- [文本段落]
強化谷氨酰胺及合生元的腸內營養對結腸炎新生小鼠Treg/Th17免疫平衡的影響①

豐 暖 朱 艷 霍圓圓 王建新 滕 倩

(青島市婦女兒童醫院營養科，青島 266000)

常見于消化科的炎癥性腸病(inflammatory bowel disease，IBD)是一種累及結腸、直腸，并且容易反復發作的慢性疾病[1]。目前該病的發病機制尚未完全闡明，Li等[2]研究顯示結腸黏膜的免疫功能異常在IBD患者延綿反復的炎癥應激中發揮重要作用。調節性 T 細胞(regulatory T， Treg)是具有獨特免疫調節功能的淋巴細胞，在叉狀頭/翅膀狀螺旋轉錄因子3(forkhead winged-helix transcription factor,Foxp3)的誘導下，分泌TGF-β1、IL-10等因子以減弱、抑制或終止炎癥應激的進展，Th17細胞是具有強烈促炎效應的淋巴細胞，能夠分泌IL-17、IL-23等促炎因子，活化轉錄因子維甲酸相關核孤兒受體γt(retinoic acid-related nuclear orphan receptor γt,RORγt)傳遞炎癥信號，誘導多種慢性炎癥性疾病的發展[3]。張慧儉等[4]研究顯示Treg/Th17免疫失衡與結腸炎癥性損傷關系密切。程序性死亡分子-1(programmed death-1,PD-1)及其主要配體(programmed death-1 ligand,PD-L1)信號通絡是機體內重要的與免疫調節相關的通路。Cassol等[5]研究證實PD-1抑制劑能明顯改善潰瘍性大鼠腸道的炎癥應激。但未見有PD-1/PD-L1信號在結腸炎腸黏膜Treg/Th17免疫平衡中的報道。國內外的諸多專家一致認為強化谷氨酰胺的腸內營養是針對IBD患者恢復免疫調節的首選治療方法[6]。谷氨酰胺是腸黏膜修復的重要營養物質，腸道黏膜修復過程中對谷氨酰胺的需求量加大，若不能及時補充，IBD患者的腸道黏膜結構將難以恢復。本研究通過葡聚糖硫酸鈉(dextran sulfate sodium,DSS)誘導小鼠IBD 模型，從PD-1/PD-L1信號入手，探討強化谷氨酰胺及合生元的腸內營養對IBD小鼠Treg/Th17免疫平衡的調節，為臨床上結腸炎的治療提供新的思路。

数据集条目

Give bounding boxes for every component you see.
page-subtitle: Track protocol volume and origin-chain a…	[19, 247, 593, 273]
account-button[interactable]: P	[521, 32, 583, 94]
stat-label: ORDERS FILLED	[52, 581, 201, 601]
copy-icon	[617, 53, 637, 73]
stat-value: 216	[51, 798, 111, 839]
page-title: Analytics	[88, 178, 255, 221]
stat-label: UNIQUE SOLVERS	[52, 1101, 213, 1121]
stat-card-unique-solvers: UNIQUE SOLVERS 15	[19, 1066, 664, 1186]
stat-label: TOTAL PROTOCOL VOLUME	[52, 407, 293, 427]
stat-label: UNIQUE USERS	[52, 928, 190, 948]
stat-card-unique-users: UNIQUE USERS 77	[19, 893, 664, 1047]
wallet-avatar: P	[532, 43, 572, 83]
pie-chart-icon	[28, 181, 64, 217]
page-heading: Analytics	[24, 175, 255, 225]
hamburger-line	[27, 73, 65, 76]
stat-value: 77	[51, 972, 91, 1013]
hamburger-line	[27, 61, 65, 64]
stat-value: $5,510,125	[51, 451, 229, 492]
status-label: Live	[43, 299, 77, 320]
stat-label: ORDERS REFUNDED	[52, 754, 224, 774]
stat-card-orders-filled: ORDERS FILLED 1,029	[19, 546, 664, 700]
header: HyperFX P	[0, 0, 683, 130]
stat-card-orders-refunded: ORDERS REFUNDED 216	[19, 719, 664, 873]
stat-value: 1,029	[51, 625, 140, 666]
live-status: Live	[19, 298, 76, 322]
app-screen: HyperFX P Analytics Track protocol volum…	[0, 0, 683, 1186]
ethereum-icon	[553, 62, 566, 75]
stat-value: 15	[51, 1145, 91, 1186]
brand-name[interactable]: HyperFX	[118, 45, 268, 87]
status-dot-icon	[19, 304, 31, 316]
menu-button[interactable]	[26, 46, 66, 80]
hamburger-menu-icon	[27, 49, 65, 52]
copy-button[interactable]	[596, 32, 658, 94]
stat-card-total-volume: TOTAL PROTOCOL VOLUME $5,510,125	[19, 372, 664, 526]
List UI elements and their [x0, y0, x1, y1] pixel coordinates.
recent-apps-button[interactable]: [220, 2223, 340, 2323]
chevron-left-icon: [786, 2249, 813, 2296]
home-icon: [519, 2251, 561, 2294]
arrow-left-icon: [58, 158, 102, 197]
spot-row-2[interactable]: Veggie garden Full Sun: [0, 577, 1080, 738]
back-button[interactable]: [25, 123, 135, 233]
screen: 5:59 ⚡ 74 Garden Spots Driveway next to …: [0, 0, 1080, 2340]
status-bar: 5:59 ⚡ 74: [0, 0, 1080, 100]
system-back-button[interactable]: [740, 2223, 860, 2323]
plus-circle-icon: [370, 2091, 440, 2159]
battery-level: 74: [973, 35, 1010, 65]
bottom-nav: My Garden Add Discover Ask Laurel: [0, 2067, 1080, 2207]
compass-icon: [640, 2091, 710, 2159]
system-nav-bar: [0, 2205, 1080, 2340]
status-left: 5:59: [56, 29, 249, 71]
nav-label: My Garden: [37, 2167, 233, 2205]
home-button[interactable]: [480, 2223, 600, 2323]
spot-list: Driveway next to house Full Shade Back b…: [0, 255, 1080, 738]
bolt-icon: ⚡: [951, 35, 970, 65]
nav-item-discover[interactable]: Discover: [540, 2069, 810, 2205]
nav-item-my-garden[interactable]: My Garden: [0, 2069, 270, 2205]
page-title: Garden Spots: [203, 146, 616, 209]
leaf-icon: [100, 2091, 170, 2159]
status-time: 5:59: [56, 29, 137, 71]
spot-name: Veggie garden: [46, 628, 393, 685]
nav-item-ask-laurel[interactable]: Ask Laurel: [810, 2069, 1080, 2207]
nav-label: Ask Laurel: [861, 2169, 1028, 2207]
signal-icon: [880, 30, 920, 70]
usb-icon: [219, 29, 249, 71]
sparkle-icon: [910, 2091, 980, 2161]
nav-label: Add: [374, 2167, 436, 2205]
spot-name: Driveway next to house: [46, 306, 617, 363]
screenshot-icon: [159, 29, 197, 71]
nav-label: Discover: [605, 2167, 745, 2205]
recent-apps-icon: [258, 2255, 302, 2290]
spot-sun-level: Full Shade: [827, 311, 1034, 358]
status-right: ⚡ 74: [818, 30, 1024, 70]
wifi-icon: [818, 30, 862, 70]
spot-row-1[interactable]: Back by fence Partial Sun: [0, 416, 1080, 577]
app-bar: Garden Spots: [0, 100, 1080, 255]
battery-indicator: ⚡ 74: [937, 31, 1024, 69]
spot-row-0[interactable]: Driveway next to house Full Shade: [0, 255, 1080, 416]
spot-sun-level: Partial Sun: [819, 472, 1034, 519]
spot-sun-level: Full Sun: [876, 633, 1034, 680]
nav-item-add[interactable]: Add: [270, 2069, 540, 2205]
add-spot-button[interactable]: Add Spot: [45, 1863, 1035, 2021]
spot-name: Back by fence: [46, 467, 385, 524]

- [练习]
根据这段关于肠内营养与结肠炎小鼠的文字，研究中用什么物质诱导小鼠IBD模型？ 这些数据与文本内容无关。

- [参考答案]
葡聚糖硫酸钠（DSS）。